(Data records begins)
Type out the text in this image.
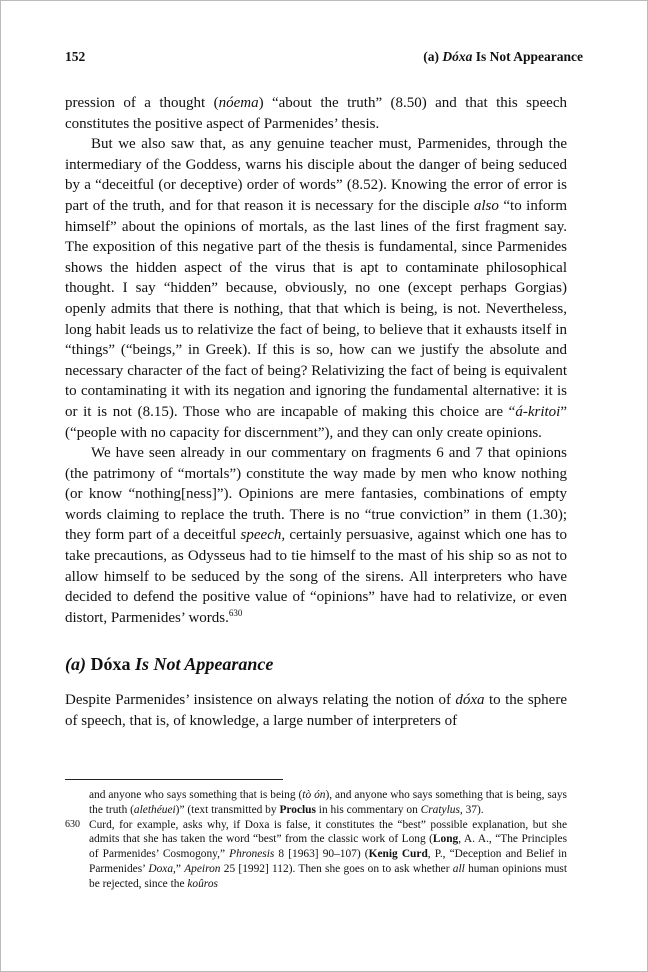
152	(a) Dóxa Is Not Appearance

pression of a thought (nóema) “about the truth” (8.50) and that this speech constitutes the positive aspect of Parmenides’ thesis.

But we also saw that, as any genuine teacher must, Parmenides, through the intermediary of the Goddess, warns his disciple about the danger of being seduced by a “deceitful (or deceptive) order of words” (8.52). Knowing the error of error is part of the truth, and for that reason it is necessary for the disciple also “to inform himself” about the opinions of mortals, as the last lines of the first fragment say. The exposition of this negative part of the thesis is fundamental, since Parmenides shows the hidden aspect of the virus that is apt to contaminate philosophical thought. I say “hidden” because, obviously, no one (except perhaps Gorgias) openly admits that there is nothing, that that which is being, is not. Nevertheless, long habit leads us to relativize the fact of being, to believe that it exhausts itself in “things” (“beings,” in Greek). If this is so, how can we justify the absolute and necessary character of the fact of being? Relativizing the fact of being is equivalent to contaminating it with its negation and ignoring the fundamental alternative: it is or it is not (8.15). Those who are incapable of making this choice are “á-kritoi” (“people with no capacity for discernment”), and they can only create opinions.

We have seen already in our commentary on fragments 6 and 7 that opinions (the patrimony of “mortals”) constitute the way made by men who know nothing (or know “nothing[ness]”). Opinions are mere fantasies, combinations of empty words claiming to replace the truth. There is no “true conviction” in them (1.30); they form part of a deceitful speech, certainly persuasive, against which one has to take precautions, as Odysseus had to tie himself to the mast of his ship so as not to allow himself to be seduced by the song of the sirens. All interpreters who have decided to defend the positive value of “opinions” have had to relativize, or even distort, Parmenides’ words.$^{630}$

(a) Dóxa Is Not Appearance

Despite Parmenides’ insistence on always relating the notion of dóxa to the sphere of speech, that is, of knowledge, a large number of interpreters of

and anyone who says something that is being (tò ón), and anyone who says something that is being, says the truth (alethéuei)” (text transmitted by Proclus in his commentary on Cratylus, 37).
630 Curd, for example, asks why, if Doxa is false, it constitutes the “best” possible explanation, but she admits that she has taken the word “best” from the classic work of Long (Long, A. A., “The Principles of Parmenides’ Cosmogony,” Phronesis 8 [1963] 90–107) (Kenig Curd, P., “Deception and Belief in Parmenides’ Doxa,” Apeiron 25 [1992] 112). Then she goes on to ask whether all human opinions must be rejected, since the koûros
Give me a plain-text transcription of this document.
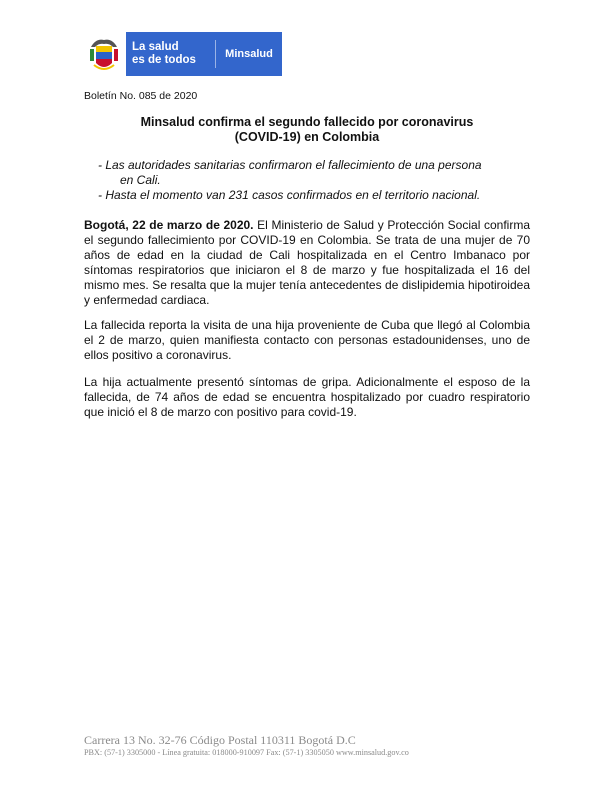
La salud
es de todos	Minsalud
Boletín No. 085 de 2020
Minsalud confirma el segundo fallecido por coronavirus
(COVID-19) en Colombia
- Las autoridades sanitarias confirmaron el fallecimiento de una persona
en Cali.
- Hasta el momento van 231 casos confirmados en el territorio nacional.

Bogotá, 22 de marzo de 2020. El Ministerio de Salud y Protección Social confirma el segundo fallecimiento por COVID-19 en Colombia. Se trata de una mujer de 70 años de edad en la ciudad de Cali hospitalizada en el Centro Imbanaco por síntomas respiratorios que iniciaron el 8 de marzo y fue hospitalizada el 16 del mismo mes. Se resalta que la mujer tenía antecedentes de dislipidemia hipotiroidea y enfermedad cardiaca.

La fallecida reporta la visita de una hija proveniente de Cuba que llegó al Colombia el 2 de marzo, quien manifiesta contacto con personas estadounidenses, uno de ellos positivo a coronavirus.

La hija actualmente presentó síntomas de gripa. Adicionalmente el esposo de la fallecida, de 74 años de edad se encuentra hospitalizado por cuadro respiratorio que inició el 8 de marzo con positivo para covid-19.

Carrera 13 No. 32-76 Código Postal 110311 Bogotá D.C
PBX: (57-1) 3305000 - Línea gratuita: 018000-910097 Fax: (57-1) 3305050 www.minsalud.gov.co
(Data records ends)
# Your goal
For this task, give again exactly the lines from the line with "Give me a plain-text" through the end of the entries, including both ends, and omit the pictures.

# Solution for this exercise
Give me a plain-text transcription of this document.
La salud
es de todos	Minsalud
Boletín No. 085 de 2020
Minsalud confirma el segundo fallecido por coronavirus
(COVID-19) en Colombia
- Las autoridades sanitarias confirmaron el fallecimiento de una persona
en Cali.
- Hasta el momento van 231 casos confirmados en el territorio nacional.

Bogotá, 22 de marzo de 2020. El Ministerio de Salud y Protección Social confirma el segundo fallecimiento por COVID-19 en Colombia. Se trata de una mujer de 70 años de edad en la ciudad de Cali hospitalizada en el Centro Imbanaco por síntomas respiratorios que iniciaron el 8 de marzo y fue hospitalizada el 16 del mismo mes. Se resalta que la mujer tenía antecedentes de dislipidemia hipotiroidea y enfermedad cardiaca.

La fallecida reporta la visita de una hija proveniente de Cuba que llegó al Colombia el 2 de marzo, quien manifiesta contacto con personas estadounidenses, uno de ellos positivo a coronavirus.

La hija actualmente presentó síntomas de gripa. Adicionalmente el esposo de la fallecida, de 74 años de edad se encuentra hospitalizado por cuadro respiratorio que inició el 8 de marzo con positivo para covid-19.

Carrera 13 No. 32-76 Código Postal 110311 Bogotá D.C
PBX: (57-1) 3305000 - Línea gratuita: 018000-910097 Fax: (57-1) 3305050 www.minsalud.gov.co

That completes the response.